--- The request ---
Rewrite the part of the listing that opens with its first line and closes with the line containing "part1-line: 4.小总结，对新学期我班团委工作做好规划 xyxy=(176,471,461,490)". Switch "教室" to "课堂" and leave everything else unchanged.

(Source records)
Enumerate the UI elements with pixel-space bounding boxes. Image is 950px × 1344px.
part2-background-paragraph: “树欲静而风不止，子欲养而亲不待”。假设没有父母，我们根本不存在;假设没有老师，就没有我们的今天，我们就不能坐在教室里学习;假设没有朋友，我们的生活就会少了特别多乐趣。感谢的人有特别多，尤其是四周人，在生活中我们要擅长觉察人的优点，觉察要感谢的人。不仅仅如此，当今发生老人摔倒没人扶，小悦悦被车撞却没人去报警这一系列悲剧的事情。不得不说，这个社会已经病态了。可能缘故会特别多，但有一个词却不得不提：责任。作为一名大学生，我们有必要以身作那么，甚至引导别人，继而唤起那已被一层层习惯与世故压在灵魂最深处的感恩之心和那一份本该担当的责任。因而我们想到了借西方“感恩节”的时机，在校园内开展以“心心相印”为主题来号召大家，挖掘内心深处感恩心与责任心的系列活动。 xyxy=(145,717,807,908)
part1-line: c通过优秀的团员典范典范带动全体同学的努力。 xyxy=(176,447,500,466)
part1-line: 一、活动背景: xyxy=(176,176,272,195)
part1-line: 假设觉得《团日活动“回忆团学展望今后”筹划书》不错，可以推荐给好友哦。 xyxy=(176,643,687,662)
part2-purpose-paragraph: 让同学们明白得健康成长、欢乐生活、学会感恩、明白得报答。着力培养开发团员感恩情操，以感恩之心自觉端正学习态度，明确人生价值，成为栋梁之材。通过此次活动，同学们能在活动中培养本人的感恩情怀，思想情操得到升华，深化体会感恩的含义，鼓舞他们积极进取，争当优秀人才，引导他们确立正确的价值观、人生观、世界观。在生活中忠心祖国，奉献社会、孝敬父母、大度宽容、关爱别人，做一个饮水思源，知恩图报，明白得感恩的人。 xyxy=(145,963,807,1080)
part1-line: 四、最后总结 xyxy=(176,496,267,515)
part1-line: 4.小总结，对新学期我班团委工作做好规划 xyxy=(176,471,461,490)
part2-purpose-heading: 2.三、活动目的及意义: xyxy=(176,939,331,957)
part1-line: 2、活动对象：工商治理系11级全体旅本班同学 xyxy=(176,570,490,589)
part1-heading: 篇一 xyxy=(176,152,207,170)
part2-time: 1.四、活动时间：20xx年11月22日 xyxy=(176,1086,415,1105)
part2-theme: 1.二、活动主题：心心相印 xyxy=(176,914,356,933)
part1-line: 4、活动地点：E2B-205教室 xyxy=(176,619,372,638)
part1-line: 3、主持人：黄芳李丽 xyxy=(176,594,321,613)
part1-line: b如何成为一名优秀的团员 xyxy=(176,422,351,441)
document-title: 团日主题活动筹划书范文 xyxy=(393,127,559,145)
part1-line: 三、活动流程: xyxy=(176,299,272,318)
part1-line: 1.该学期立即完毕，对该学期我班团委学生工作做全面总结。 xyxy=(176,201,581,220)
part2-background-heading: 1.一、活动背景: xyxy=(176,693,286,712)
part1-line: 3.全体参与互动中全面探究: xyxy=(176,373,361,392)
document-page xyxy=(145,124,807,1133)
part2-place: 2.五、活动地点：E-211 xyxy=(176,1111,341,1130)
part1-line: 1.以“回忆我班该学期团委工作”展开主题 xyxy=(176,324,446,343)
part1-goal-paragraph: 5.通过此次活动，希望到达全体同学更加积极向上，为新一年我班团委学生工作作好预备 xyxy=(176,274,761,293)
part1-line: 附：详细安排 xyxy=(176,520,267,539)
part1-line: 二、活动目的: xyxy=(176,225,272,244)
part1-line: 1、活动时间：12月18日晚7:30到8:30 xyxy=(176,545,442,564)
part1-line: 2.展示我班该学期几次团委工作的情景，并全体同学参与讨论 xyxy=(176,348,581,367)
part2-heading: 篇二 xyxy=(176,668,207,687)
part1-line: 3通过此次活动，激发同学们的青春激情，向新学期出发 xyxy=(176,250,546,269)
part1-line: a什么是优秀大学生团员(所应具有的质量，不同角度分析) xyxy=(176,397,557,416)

--- Expected answer ---
Enumerate the UI elements with pixel-space bounding boxes. Image is 950px × 1344px.
part2-background-paragraph: “树欲静而风不止，子欲养而亲不待”。假设没有父母，我们根本不存在;假设没有老师，就没有我们的今天，我们就不能坐在课堂里学习;假设没有朋友，我们的生活就会少了特别多乐趣。感谢的人有特别多，尤其是四周人，在生活中我们要擅长觉察人的优点，觉察要感谢的人。不仅仅如此，当今发生老人摔倒没人扶，小悦悦被车撞却没人去报警这一系列悲剧的事情。不得不说，这个社会已经病态了。可能缘故会特别多，但有一个词却不得不提：责任。作为一名大学生，我们有必要以身作那么，甚至引导别人，继而唤起那已被一层层习惯与世故压在灵魂最深处的感恩之心和那一份本该担当的责任。因而我们想到了借西方“感恩节”的时机，在校园内开展以“心心相印”为主题来号召大家，挖掘内心深处感恩心与责任心的系列活动。 xyxy=(145,717,807,908)
part1-line: c通过优秀的团员典范典范带动全体同学的努力。 xyxy=(176,447,500,466)
part1-line: 一、活动背景: xyxy=(176,176,272,195)
part1-line: 假设觉得《团日活动“回忆团学展望今后”筹划书》不错，可以推荐给好友哦。 xyxy=(176,643,687,662)
part2-purpose-paragraph: 让同学们明白得健康成长、欢乐生活、学会感恩、明白得报答。着力培养开发团员感恩情操，以感恩之心自觉端正学习态度，明确人生价值，成为栋梁之材。通过此次活动，同学们能在活动中培养本人的感恩情怀，思想情操得到升华，深化体会感恩的含义，鼓舞他们积极进取，争当优秀人才，引导他们确立正确的价值观、人生观、世界观。在生活中忠心祖国，奉献社会、孝敬父母、大度宽容、关爱别人，做一个饮水思源，知恩图报，明白得感恩的人。 xyxy=(145,963,807,1080)
part1-line: 四、最后总结 xyxy=(176,496,267,515)
part1-line: 4.小总结，对新学期我班团委工作做好规划 xyxy=(176,471,461,490)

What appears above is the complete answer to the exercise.